- **Data listing**
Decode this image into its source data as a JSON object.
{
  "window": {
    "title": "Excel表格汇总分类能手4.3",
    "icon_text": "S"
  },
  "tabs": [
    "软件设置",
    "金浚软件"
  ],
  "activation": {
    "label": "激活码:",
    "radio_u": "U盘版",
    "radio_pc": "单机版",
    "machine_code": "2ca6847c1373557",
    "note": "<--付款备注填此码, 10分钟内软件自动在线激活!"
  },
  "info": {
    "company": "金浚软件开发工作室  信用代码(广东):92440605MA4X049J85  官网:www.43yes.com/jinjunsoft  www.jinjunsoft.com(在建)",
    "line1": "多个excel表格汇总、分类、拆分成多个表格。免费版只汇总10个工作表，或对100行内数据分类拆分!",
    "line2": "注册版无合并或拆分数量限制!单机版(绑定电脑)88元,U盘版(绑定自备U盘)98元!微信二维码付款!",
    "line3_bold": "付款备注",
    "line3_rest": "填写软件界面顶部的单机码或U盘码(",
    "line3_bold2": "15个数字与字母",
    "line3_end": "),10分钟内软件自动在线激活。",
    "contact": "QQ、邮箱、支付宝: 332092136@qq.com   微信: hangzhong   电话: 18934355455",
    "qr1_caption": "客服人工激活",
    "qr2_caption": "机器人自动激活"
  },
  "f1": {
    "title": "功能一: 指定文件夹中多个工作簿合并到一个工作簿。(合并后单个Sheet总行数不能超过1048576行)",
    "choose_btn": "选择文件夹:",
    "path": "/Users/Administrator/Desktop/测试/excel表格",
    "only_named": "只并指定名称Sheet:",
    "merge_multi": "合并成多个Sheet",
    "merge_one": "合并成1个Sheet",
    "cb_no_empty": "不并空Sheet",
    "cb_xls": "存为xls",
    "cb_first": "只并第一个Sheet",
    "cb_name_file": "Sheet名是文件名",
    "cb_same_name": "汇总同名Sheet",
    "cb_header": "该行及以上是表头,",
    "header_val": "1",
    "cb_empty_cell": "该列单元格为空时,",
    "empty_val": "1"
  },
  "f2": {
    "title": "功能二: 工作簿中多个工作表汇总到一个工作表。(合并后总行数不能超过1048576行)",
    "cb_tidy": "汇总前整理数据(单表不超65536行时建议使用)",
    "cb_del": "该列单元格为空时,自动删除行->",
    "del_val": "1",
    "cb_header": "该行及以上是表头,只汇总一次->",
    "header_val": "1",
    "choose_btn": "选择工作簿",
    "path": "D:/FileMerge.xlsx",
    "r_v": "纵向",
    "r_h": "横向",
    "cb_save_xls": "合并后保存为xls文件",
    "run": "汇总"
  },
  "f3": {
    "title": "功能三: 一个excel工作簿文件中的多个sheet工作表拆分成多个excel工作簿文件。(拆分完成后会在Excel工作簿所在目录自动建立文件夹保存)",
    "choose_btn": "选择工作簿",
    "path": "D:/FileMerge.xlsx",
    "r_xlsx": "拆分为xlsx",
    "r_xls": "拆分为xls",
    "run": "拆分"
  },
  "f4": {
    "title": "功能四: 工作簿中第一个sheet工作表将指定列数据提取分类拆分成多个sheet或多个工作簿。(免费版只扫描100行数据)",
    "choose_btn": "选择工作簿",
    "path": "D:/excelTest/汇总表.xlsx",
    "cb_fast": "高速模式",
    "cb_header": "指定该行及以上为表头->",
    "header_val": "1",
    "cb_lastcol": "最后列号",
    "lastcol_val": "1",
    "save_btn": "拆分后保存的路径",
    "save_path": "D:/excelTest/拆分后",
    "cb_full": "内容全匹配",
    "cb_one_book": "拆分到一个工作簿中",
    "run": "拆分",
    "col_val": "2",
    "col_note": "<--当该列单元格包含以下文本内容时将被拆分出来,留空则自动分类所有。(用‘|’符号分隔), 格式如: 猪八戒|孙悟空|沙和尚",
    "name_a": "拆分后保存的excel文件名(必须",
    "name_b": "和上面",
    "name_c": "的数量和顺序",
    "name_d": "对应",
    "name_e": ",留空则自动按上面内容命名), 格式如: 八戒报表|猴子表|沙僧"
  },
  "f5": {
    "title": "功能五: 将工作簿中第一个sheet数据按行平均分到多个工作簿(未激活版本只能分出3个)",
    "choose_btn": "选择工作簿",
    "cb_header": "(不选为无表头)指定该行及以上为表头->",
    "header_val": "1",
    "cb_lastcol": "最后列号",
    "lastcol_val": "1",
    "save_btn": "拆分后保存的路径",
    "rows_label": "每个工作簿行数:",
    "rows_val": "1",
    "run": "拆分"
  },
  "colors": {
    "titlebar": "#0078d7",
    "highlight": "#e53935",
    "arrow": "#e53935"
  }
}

- **Stated task**
Produce an exact copy of every entry above.

- **Complete answer**
Decode this image into its source data as a JSON object.
{
  "window": {
    "title": "Excel表格汇总分类能手4.3",
    "icon_text": "S"
  },
  "tabs": [
    "软件设置",
    "金浚软件"
  ],
  "activation": {
    "label": "激活码:",
    "radio_u": "U盘版",
    "radio_pc": "单机版",
    "machine_code": "2ca6847c1373557",
    "note": "<--付款备注填此码, 10分钟内软件自动在线激活!"
  },
  "info": {
    "company": "金浚软件开发工作室  信用代码(广东):92440605MA4X049J85  官网:www.43yes.com/jinjunsoft  www.jinjunsoft.com(在建)",
    "line1": "多个excel表格汇总、分类、拆分成多个表格。免费版只汇总10个工作表，或对100行内数据分类拆分!",
    "line2": "注册版无合并或拆分数量限制!单机版(绑定电脑)88元,U盘版(绑定自备U盘)98元!微信二维码付款!",
    "line3_bold": "付款备注",
    "line3_rest": "填写软件界面顶部的单机码或U盘码(",
    "line3_bold2": "15个数字与字母",
    "line3_end": "),10分钟内软件自动在线激活。",
    "contact": "QQ、邮箱、支付宝: 332092136@qq.com   微信: hangzhong   电话: 18934355455",
    "qr1_caption": "客服人工激活",
    "qr2_caption": "机器人自动激活"
  },
  "f1": {
    "title": "功能一: 指定文件夹中多个工作簿合并到一个工作簿。(合并后单个Sheet总行数不能超过1048576行)",
    "choose_btn": "选择文件夹:",
    "path": "/Users/Administrator/Desktop/测试/excel表格",
    "only_named": "只并指定名称Sheet:",
    "merge_multi": "合并成多个Sheet",
    "merge_one": "合并成1个Sheet",
    "cb_no_empty": "不并空Sheet",
    "cb_xls": "存为xls",
    "cb_first": "只并第一个Sheet",
    "cb_name_file": "Sheet名是文件名",
    "cb_same_name": "汇总同名Sheet",
    "cb_header": "该行及以上是表头,",
    "header_val": "1",
    "cb_empty_cell": "该列单元格为空时,",
    "empty_val": "1"
  },
  "f2": {
    "title": "功能二: 工作簿中多个工作表汇总到一个工作表。(合并后总行数不能超过1048576行)",
    "cb_tidy": "汇总前整理数据(单表不超65536行时建议使用)",
    "cb_del": "该列单元格为空时,自动删除行->",
    "del_val": "1",
    "cb_header": "该行及以上是表头,只汇总一次->",
    "header_val": "1",
    "choose_btn": "选择工作簿",
    "path": "D:/FileMerge.xlsx",
    "r_v": "纵向",
    "r_h": "横向",
    "cb_save_xls": "合并后保存为xls文件",
    "run": "汇总"
  },
  "f3": {
    "title": "功能三: 一个excel工作簿文件中的多个sheet工作表拆分成多个excel工作簿文件。(拆分完成后会在Excel工作簿所在目录自动建立文件夹保存)",
    "choose_btn": "选择工作簿",
    "path": "D:/FileMerge.xlsx",
    "r_xlsx": "拆分为xlsx",
    "r_xls": "拆分为xls",
    "run": "拆分"
  },
  "f4": {
    "title": "功能四: 工作簿中第一个sheet工作表将指定列数据提取分类拆分成多个sheet或多个工作簿。(免费版只扫描100行数据)",
    "choose_btn": "选择工作簿",
    "path": "D:/excelTest/汇总表.xlsx",
    "cb_fast": "高速模式",
    "cb_header": "指定该行及以上为表头->",
    "header_val": "1",
    "cb_lastcol": "最后列号",
    "lastcol_val": "1",
    "save_btn": "拆分后保存的路径",
    "save_path": "D:/excelTest/拆分后",
    "cb_full": "内容全匹配",
    "cb_one_book": "拆分到一个工作簿中",
    "run": "拆分",
    "col_val": "2",
    "col_note": "<--当该列单元格包含以下文本内容时将被拆分出来,留空则自动分类所有。(用‘|’符号分隔), 格式如: 猪八戒|孙悟空|沙和尚",
    "name_a": "拆分后保存的excel文件名(必须",
    "name_b": "和上面",
    "name_c": "的数量和顺序",
    "name_d": "对应",
    "name_e": ",留空则自动按上面内容命名), 格式如: 八戒报表|猴子表|沙僧"
  },
  "f5": {
    "title": "功能五: 将工作簿中第一个sheet数据按行平均分到多个工作簿(未激活版本只能分出3个)",
    "choose_btn": "选择工作簿",
    "cb_header": "(不选为无表头)指定该行及以上为表头->",
    "header_val": "1",
    "cb_lastcol": "最后列号",
    "lastcol_val": "1",
    "save_btn": "拆分后保存的路径",
    "rows_label": "每个工作簿行数:",
    "rows_val": "1",
    "run": "拆分"
  },
  "colors": {
    "titlebar": "#0078d7",
    "highlight": "#e53935",
    "arrow": "#e53935"
  }
}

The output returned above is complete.